GOAL >>
Set down all of the entries word for word, omitting the images they contain.

RECORDS SHOWN >>
---

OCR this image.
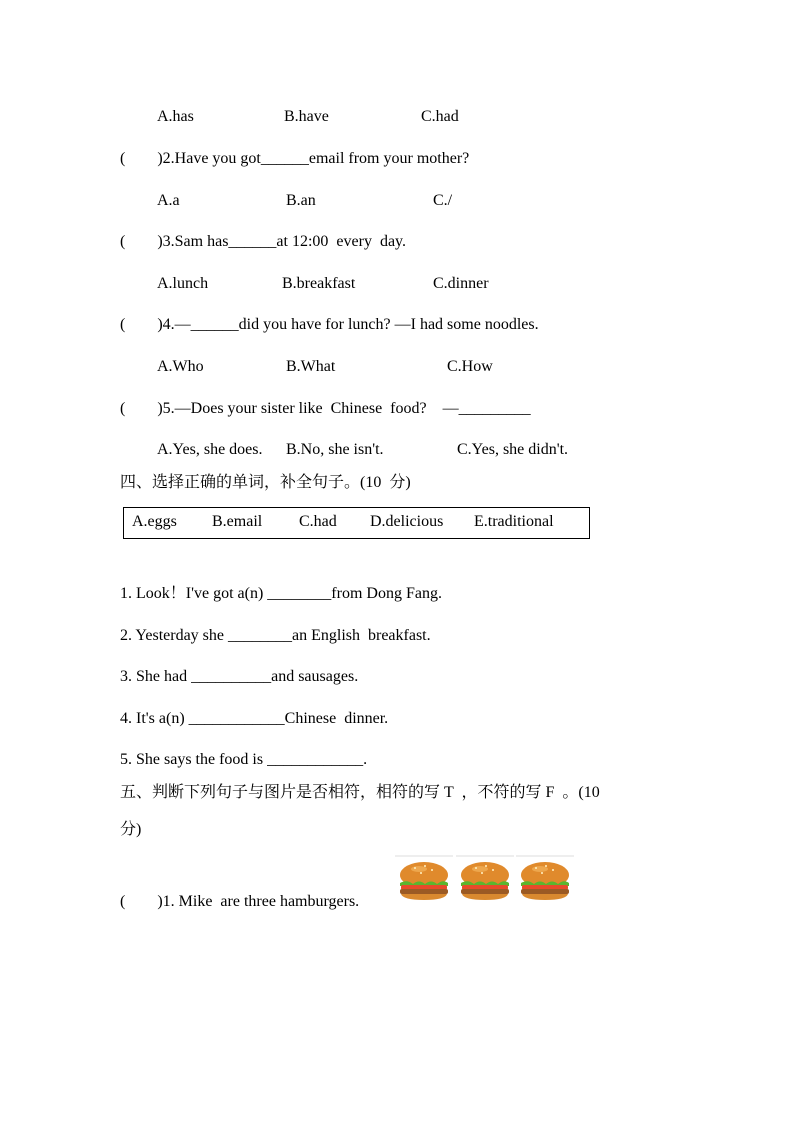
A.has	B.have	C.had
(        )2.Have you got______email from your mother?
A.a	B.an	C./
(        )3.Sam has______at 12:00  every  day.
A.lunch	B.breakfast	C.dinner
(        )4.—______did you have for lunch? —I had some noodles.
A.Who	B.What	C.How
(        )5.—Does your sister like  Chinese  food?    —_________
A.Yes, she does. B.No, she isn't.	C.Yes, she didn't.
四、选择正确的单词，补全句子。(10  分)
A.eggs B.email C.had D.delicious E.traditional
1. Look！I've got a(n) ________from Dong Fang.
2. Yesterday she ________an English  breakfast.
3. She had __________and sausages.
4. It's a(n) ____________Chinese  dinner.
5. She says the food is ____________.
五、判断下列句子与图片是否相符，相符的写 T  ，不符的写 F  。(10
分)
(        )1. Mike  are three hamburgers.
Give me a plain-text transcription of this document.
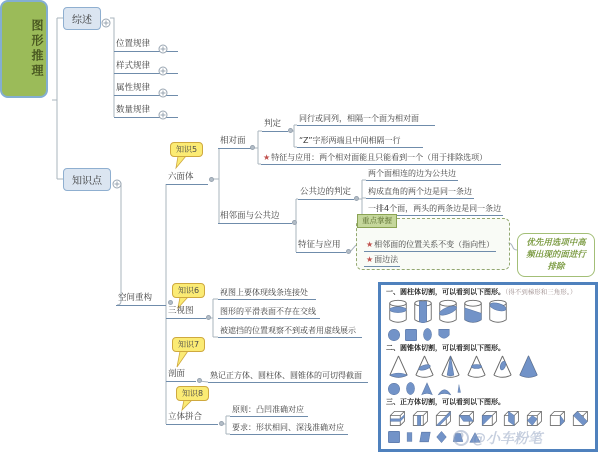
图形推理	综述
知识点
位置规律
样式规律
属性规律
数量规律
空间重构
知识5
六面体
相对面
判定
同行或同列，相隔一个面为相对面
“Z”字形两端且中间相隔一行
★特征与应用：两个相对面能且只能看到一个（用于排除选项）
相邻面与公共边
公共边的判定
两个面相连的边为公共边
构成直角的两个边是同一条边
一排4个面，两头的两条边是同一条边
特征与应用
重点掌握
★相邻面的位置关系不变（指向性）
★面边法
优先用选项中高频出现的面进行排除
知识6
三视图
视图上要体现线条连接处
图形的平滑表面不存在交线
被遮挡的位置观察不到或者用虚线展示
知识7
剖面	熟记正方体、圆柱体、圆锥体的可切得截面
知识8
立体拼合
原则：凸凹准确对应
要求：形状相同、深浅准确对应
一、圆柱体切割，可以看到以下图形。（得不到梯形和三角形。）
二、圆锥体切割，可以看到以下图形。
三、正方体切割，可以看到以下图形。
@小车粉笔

---

TASK SOLUTION >>
OCR this image.
A.has	B.have	C.had
(        )2.Have you got______email from your mother?
A.a	B.an	C./
(        )3.Sam has______at 12:00  every  day.
A.lunch	B.breakfast	C.dinner
(        )4.—______did you have for lunch? —I had some noodles.
A.Who	B.What	C.How
(        )5.—Does your sister like  Chinese  food?    —_________
A.Yes, she does. B.No, she isn't.	C.Yes, she didn't.
四、选择正确的单词，补全句子。(10  分)
A.eggs B.email C.had D.delicious E.traditional
1. Look！I've got a(n) ________from Dong Fang.
2. Yesterday she ________an English  breakfast.
3. She had __________and sausages.
4. It's a(n) ____________Chinese  dinner.
5. She says the food is ____________.
五、判断下列句子与图片是否相符，相符的写 T  ，不符的写 F  。(10
分)
(        )1. Mike  are three hamburgers.
Give me a plain-text transcription of this document.
图形推理	综述
知识点
位置规律
样式规律
属性规律
数量规律
空间重构
知识5
六面体
相对面
判定
同行或同列，相隔一个面为相对面
“Z”字形两端且中间相隔一行
★特征与应用：两个相对面能且只能看到一个（用于排除选项）
相邻面与公共边
公共边的判定
两个面相连的边为公共边
构成直角的两个边是同一条边
一排4个面，两头的两条边是同一条边
特征与应用
重点掌握
★相邻面的位置关系不变（指向性）
★面边法
优先用选项中高频出现的面进行排除
知识6
三视图
视图上要体现线条连接处
图形的平滑表面不存在交线
被遮挡的位置观察不到或者用虚线展示
知识7
剖面	熟记正方体、圆柱体、圆锥体的可切得截面
知识8
立体拼合
原则：凸凹准确对应
要求：形状相同、深浅准确对应
一、圆柱体切割，可以看到以下图形。（得不到梯形和三角形。）
二、圆锥体切割，可以看到以下图形。
三、正方体切割，可以看到以下图形。
@小车粉笔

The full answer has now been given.